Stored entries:
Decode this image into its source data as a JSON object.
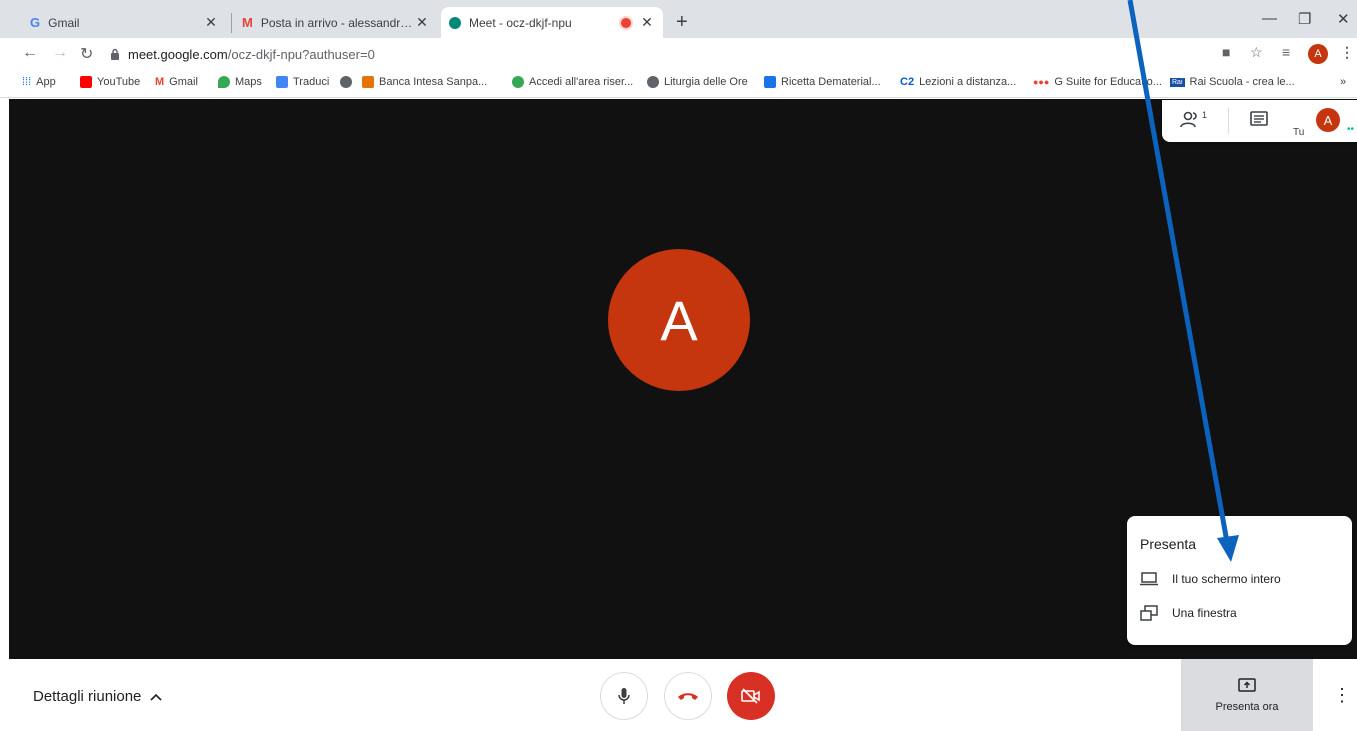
{
  "tabs": [
    {
      "title": "Gmail",
      "icon": "google-g-icon"
    },
    {
      "title": "Posta in arrivo - alessandronencio",
      "icon": "gmail-icon"
    },
    {
      "title": "Meet - ocz-dkjf-npu",
      "icon": "meet-icon",
      "active": true,
      "recording": true
    }
  ],
  "address": {
    "host": "meet.google.com",
    "path": "/ocz-dkjf-npu?authuser=0"
  },
  "profile_letter": "A",
  "bookmarks": [
    {
      "label": "App",
      "color": "#1a73e8"
    },
    {
      "label": "YouTube",
      "color": "#ff0000"
    },
    {
      "label": "Gmail",
      "color": "#ea4335"
    },
    {
      "label": "Maps",
      "color": "#34a853"
    },
    {
      "label": "Traduci",
      "color": "#4285f4"
    },
    {
      "label": "",
      "color": "#5f6368"
    },
    {
      "label": "Banca Intesa Sanpa...",
      "color": "#e37400"
    },
    {
      "label": "Accedi all'area riser...",
      "color": "#34a853"
    },
    {
      "label": "Liturgia delle Ore",
      "color": "#5f6368"
    },
    {
      "label": "Ricetta Dematerial...",
      "color": "#1a73e8"
    },
    {
      "label": "Lezioni a distanza...",
      "color": "#0b57d0"
    },
    {
      "label": "G Suite for Educatio...",
      "color": "#ea4335"
    },
    {
      "label": "Rai Scuola - crea le...",
      "color": "#174ea6"
    }
  ],
  "bookmarks_overflow": "»",
  "meeting": {
    "participant_letter": "A",
    "participants_count": "1",
    "you_label": "Tu",
    "avatar_color": "#c5350e"
  },
  "present_menu": {
    "header": "Presenta",
    "items": [
      "Il tuo schermo intero",
      "Una finestra"
    ]
  },
  "bottom": {
    "details_label": "Dettagli riunione",
    "present_now_label": "Presenta ora"
  },
  "annotation_arrow_color": "#0b63bd"
}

» AIM OF THE TASK
Write the lines above out again exactly, without any of their pictures.

» SOLUTION FOR THIS PROBLEM
Decode this image into its source data as a JSON object.
{
  "tabs": [
    {
      "title": "Gmail",
      "icon": "google-g-icon"
    },
    {
      "title": "Posta in arrivo - alessandronencio",
      "icon": "gmail-icon"
    },
    {
      "title": "Meet - ocz-dkjf-npu",
      "icon": "meet-icon",
      "active": true,
      "recording": true
    }
  ],
  "address": {
    "host": "meet.google.com",
    "path": "/ocz-dkjf-npu?authuser=0"
  },
  "profile_letter": "A",
  "bookmarks": [
    {
      "label": "App",
      "color": "#1a73e8"
    },
    {
      "label": "YouTube",
      "color": "#ff0000"
    },
    {
      "label": "Gmail",
      "color": "#ea4335"
    },
    {
      "label": "Maps",
      "color": "#34a853"
    },
    {
      "label": "Traduci",
      "color": "#4285f4"
    },
    {
      "label": "",
      "color": "#5f6368"
    },
    {
      "label": "Banca Intesa Sanpa...",
      "color": "#e37400"
    },
    {
      "label": "Accedi all'area riser...",
      "color": "#34a853"
    },
    {
      "label": "Liturgia delle Ore",
      "color": "#5f6368"
    },
    {
      "label": "Ricetta Dematerial...",
      "color": "#1a73e8"
    },
    {
      "label": "Lezioni a distanza...",
      "color": "#0b57d0"
    },
    {
      "label": "G Suite for Educatio...",
      "color": "#ea4335"
    },
    {
      "label": "Rai Scuola - crea le...",
      "color": "#174ea6"
    }
  ],
  "bookmarks_overflow": "»",
  "meeting": {
    "participant_letter": "A",
    "participants_count": "1",
    "you_label": "Tu",
    "avatar_color": "#c5350e"
  },
  "present_menu": {
    "header": "Presenta",
    "items": [
      "Il tuo schermo intero",
      "Una finestra"
    ]
  },
  "bottom": {
    "details_label": "Dettagli riunione",
    "present_now_label": "Presenta ora"
  },
  "annotation_arrow_color": "#0b63bd"
}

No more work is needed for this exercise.